SOURCE PASSAGE:
** Begin **

MMMMMMMMMMMMMM.........cinnabuns............


----------



## 48rob (Nov 17, 2010)

> 48rob, think you could get a picture of the secondary flames?  Or maybe even a video?



Joe,

 Try this.
Rob

http://www.youtube.com/watch?v=qmI0aEM-W0Q&feature=mfu_in_order&list=UL


----------



## joecool85 (Nov 17, 2010)

48rob said:
			
		

> > 48rob, think you could get a picture of the secondary flames?  Or maybe even a video?
> 
> 
> 
> ...



Cool!  Looks great!  Now I really can't wait to get one...


----------



## begreen (Nov 17, 2010)

Jags said:
			
		

> You guys are missing the obvious.  Use the flat top to warm the coffee and the bottom storage area to warm up the cinna-buns.
> 
> Edit: by the way folks, just a FYI, this stove was designed by a young lad named Corey that was a frequent flier on hearth.com.  Englander picked up the young promising fella and put him to work in the industry (a life goal of his).  Congrats to Corey.  Of course, now that he is rich and famous, he doesn't visit very often >:-( but Mike still shows up.
> 
> Just thought you might be interested.



Here's a link to the stove's introduction:
https://www.hearth.com/econtent/index.php/forums/viewthread/23984/


----------



## RoseRedHoofbeats (Nov 17, 2010)

OOOH I wonder if you could enclose it and turn it into an oven! That'd be sweet!

~Rose


----------



## begreen (Nov 17, 2010)

You'd do better with an enclosure on top of the oven. I don't think you could do more than raise bread dough down there.


----------



## Frostbit (Nov 18, 2010)

It is a very good looking stove. I like it.

Corie done good.


----------

** End **

DATA LISTING:
** Begin **

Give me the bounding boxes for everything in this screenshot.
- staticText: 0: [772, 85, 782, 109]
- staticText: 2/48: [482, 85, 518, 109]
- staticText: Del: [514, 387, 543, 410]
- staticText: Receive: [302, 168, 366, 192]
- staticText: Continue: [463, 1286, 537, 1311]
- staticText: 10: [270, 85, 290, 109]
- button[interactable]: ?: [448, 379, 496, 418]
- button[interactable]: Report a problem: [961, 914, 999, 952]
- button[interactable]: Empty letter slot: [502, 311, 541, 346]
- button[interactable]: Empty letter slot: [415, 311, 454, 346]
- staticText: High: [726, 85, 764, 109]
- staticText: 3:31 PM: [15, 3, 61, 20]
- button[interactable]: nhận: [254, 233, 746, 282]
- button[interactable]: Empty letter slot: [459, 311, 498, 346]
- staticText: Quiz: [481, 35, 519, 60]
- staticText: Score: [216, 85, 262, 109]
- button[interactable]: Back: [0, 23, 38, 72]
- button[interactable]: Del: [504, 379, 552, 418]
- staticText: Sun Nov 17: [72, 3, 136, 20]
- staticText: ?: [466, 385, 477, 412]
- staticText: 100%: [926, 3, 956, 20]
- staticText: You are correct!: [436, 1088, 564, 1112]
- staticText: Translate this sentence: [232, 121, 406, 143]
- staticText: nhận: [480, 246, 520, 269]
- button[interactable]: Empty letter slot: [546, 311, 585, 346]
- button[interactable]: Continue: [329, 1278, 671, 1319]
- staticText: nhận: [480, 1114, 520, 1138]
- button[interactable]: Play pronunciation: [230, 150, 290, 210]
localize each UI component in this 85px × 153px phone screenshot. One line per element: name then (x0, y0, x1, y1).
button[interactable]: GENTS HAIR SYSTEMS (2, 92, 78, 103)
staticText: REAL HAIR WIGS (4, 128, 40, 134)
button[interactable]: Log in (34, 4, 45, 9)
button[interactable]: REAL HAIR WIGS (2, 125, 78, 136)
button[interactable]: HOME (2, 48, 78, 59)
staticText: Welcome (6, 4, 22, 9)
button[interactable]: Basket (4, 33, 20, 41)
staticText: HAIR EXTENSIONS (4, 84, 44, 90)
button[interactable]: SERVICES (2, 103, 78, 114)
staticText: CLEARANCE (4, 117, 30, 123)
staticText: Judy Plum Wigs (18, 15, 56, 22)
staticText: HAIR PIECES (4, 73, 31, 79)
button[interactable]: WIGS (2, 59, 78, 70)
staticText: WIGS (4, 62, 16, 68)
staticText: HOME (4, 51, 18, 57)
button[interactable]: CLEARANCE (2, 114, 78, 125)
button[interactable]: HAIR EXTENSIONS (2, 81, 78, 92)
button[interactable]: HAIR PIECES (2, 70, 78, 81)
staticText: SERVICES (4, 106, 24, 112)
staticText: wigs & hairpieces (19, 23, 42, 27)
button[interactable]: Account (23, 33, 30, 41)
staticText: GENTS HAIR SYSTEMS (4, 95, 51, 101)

** End **

TO DO:
Copy word for word the part of the stove thread that starts at "## RoseRedHoofbeats (Nov" and ends at "dough down there.". The data has no connection to the stove thread.

WRITTEN ANSWER:
## RoseRedHoofbeats (Nov 17, 2010)

OOOH I wonder if you could enclose it and turn it into an oven! That'd be sweet!

~Rose


----------



## begreen (Nov 17, 2010)

You'd do better with an enclosure on top of the oven. I don't think you could do more than raise bread dough down there.